(TASK STATEMENT):
Take every line from the listing below that contains "nknowledge".

[Entries with figure data]
+++

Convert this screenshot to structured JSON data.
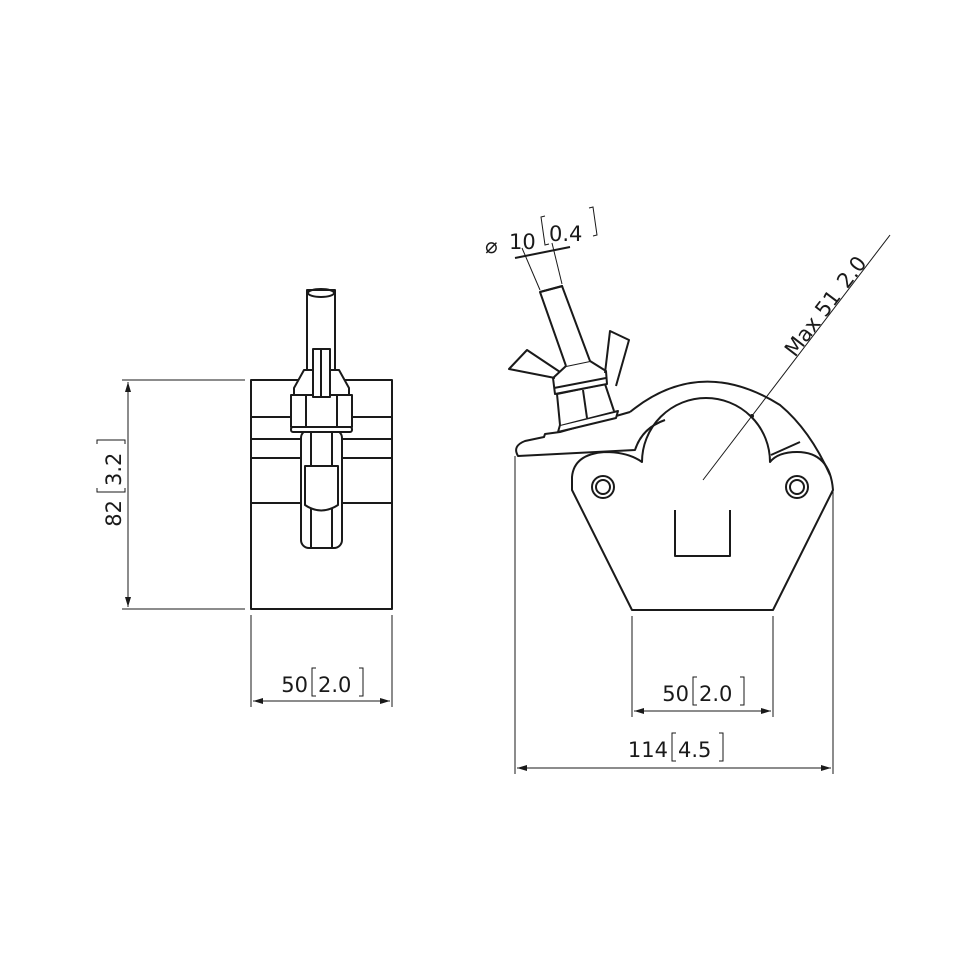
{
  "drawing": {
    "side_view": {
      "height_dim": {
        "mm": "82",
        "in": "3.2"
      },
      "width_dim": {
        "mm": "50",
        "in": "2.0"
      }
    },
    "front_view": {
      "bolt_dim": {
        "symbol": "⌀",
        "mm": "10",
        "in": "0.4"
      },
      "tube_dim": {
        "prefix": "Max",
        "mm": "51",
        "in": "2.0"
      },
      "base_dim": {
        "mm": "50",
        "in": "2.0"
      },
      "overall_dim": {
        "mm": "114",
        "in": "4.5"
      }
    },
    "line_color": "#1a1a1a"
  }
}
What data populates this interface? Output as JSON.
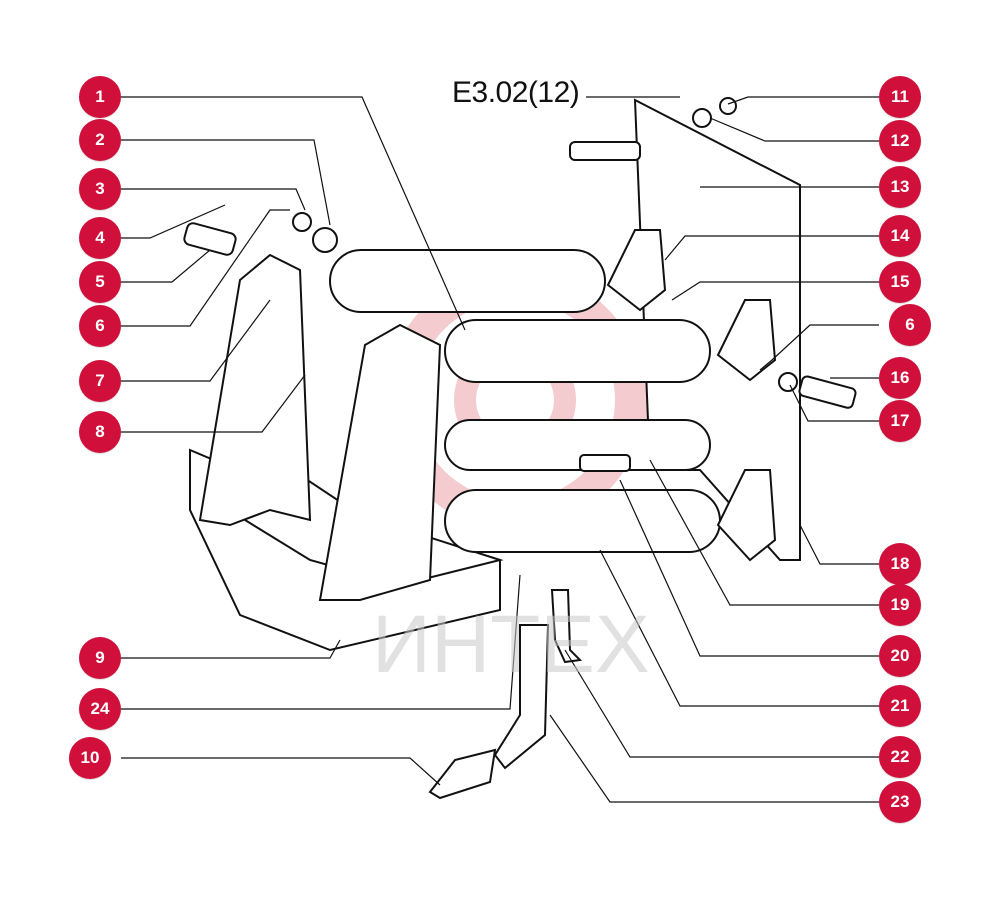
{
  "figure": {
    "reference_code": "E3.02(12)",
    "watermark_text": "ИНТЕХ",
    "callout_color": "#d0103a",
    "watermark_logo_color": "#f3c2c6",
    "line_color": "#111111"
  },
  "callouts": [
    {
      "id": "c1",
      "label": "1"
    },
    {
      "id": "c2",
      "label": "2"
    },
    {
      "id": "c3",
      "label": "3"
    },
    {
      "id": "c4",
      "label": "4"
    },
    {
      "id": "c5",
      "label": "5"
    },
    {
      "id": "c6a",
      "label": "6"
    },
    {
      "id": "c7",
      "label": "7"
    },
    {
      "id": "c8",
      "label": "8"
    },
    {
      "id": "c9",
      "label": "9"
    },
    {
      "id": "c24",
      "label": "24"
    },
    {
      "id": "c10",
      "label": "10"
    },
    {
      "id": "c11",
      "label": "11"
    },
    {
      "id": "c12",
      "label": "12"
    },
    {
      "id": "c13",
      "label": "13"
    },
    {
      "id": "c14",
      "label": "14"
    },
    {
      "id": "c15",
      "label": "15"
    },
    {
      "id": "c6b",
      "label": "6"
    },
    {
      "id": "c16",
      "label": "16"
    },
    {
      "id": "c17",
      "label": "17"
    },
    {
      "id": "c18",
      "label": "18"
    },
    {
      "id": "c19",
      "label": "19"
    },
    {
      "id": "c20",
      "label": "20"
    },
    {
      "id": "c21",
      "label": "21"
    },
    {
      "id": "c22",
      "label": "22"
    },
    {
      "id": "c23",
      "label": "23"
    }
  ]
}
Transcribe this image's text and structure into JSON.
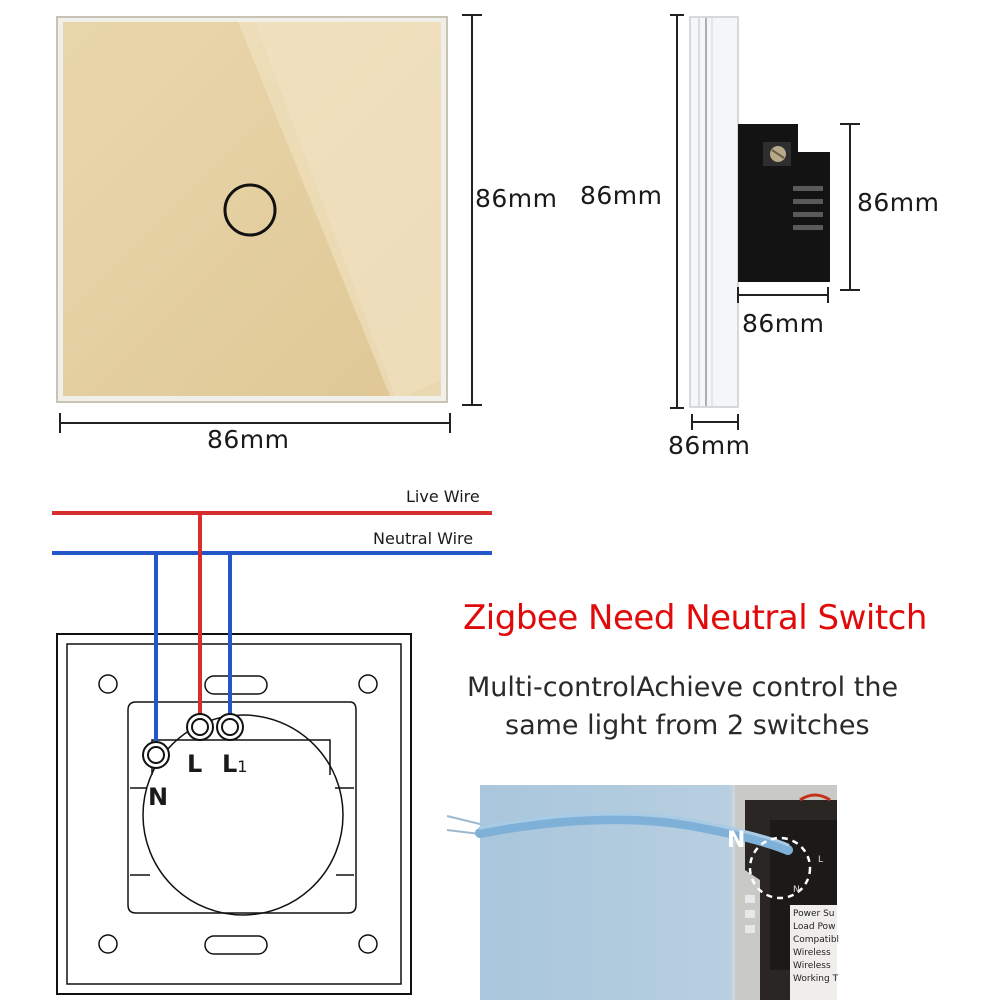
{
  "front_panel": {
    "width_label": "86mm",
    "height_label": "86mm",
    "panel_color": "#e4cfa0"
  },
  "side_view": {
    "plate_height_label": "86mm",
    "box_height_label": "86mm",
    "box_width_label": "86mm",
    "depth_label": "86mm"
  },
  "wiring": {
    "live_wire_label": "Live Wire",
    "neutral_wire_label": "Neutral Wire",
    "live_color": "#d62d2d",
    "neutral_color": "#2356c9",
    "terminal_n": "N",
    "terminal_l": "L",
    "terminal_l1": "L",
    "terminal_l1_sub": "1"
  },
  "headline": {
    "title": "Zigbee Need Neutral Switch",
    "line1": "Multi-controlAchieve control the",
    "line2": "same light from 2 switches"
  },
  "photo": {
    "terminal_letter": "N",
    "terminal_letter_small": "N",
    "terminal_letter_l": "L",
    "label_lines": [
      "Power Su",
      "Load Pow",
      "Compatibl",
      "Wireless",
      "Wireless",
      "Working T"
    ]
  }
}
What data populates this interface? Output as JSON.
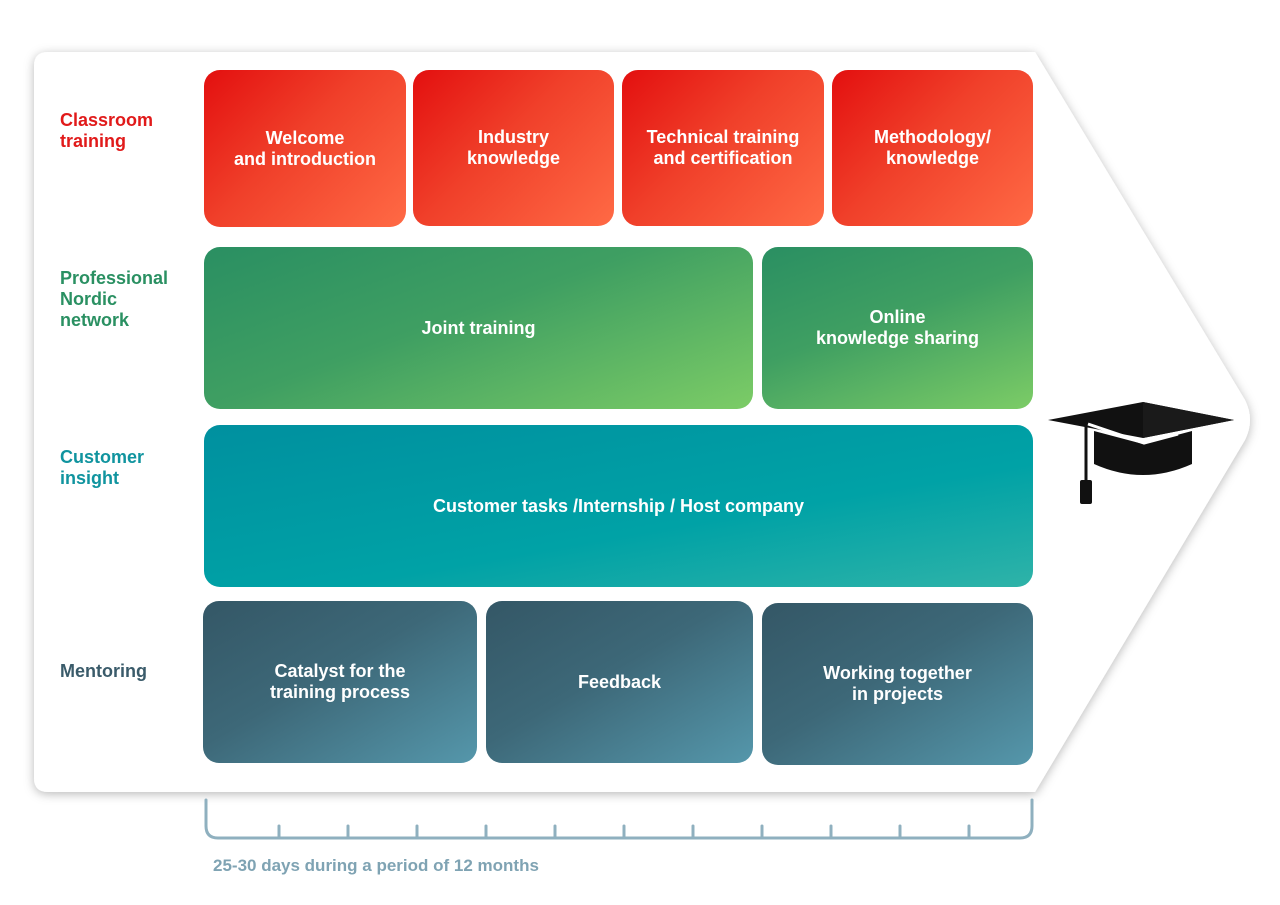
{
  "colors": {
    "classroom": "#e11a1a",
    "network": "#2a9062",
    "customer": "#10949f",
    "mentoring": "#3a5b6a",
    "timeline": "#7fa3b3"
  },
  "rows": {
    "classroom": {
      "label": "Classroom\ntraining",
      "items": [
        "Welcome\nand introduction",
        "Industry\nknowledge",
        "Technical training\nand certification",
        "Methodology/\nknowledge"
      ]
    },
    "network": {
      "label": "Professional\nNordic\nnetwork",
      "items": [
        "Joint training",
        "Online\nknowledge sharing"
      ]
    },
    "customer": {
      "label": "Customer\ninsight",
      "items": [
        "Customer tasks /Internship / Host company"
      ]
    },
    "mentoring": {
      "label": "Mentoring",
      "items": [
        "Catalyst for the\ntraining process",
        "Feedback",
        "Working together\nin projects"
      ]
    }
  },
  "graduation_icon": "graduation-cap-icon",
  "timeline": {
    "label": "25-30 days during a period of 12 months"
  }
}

+++

(ANSWER FOR THE TASK):
        "Industry\nknowledge",
        "Methodology/\nknowledge"
        "Online\nknowledge sharing"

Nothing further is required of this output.